Records contained in a dataset
******

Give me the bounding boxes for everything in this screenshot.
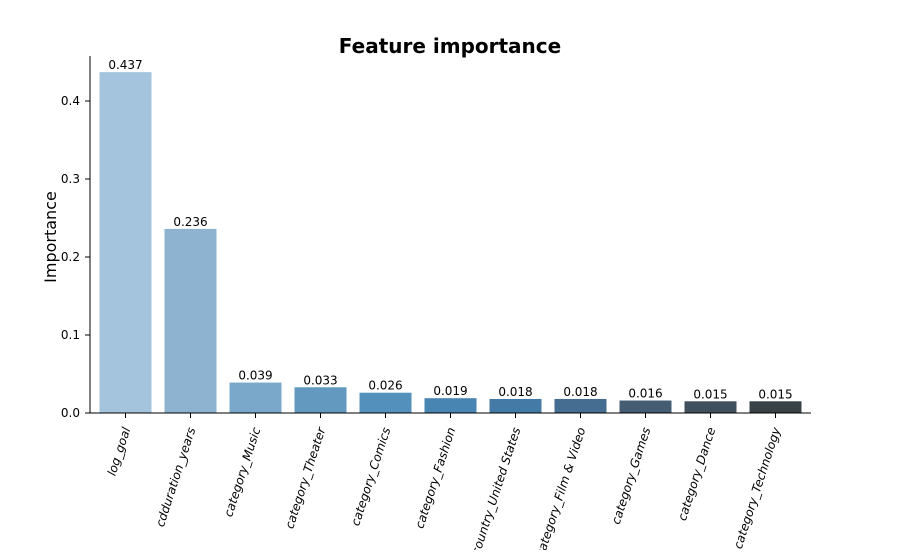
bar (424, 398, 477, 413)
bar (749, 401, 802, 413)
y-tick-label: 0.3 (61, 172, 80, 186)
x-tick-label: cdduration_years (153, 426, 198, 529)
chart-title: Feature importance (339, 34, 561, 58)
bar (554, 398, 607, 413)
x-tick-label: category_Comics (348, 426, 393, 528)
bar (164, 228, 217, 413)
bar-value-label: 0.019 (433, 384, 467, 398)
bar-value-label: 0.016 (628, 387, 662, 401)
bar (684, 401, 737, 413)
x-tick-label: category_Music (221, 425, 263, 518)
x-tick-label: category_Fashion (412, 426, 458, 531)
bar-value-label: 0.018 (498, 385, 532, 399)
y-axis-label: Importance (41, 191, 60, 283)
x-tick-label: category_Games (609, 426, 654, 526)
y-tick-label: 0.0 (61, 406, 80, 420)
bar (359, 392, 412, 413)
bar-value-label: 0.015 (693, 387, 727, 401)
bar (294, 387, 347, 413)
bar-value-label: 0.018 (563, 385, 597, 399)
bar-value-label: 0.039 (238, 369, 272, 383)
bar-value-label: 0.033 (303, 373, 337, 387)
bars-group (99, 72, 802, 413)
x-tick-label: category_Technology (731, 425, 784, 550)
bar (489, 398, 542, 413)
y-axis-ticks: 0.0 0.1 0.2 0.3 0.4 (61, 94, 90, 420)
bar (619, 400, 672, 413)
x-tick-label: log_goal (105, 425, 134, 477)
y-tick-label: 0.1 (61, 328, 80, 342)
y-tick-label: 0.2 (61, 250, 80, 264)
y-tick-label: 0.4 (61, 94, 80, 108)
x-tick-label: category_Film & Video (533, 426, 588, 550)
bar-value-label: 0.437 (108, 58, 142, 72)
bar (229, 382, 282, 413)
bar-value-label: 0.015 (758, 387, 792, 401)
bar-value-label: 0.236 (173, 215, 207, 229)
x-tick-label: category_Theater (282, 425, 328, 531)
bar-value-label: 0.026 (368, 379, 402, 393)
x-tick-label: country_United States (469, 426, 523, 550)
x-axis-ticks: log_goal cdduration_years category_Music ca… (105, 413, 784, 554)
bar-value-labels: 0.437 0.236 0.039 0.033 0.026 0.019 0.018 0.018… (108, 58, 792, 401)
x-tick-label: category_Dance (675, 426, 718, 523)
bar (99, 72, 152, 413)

******

▸ **Your goal**: Extract every line of each item above, word for word, and omit the pictures.

▸ **Exercise response**:
Give me the bounding boxes for everything in this screenshot.
bar (424, 398, 477, 413)
bar (749, 401, 802, 413)
y-tick-label: 0.3 (61, 172, 80, 186)
x-tick-label: cdduration_years (153, 426, 198, 529)
chart-title: Feature importance (339, 34, 561, 58)
bar (554, 398, 607, 413)
x-tick-label: category_Comics (348, 426, 393, 528)
bar (164, 228, 217, 413)
bar-value-label: 0.019 (433, 384, 467, 398)
bar-value-label: 0.016 (628, 387, 662, 401)
bar (684, 401, 737, 413)
x-tick-label: category_Music (221, 425, 263, 518)
x-tick-label: category_Fashion (412, 426, 458, 531)
bar-value-label: 0.018 (498, 385, 532, 399)
y-axis-label: Importance (41, 191, 60, 283)
x-tick-label: category_Games (609, 426, 654, 526)
y-tick-label: 0.0 (61, 406, 80, 420)
bar (359, 392, 412, 413)
bar-value-label: 0.015 (693, 387, 727, 401)
bar (294, 387, 347, 413)
bar-value-label: 0.018 (563, 385, 597, 399)
bar-value-label: 0.039 (238, 369, 272, 383)
bar-value-label: 0.033 (303, 373, 337, 387)
bars-group (99, 72, 802, 413)
x-tick-label: category_Technology (731, 425, 784, 550)
bar (489, 398, 542, 413)
y-axis-ticks: 0.0 0.1 0.2 0.3 0.4 (61, 94, 90, 420)
bar (619, 400, 672, 413)
x-tick-label: log_goal (105, 425, 134, 477)
y-tick-label: 0.1 (61, 328, 80, 342)
y-tick-label: 0.2 (61, 250, 80, 264)
y-tick-label: 0.4 (61, 94, 80, 108)
x-tick-label: category_Film & Video (533, 426, 588, 550)
bar-value-label: 0.437 (108, 58, 142, 72)
bar (229, 382, 282, 413)
bar-value-label: 0.015 (758, 387, 792, 401)
bar-value-label: 0.236 (173, 215, 207, 229)
x-tick-label: category_Theater (282, 425, 328, 531)
bar-value-label: 0.026 (368, 379, 402, 393)
x-tick-label: country_United States (469, 426, 523, 550)
x-axis-ticks: log_goal cdduration_years category_Music ca… (105, 413, 784, 554)
bar-value-labels: 0.437 0.236 0.039 0.033 0.026 0.019 0.018 0.018… (108, 58, 792, 401)
x-tick-label: category_Dance (675, 426, 718, 523)
bar (99, 72, 152, 413)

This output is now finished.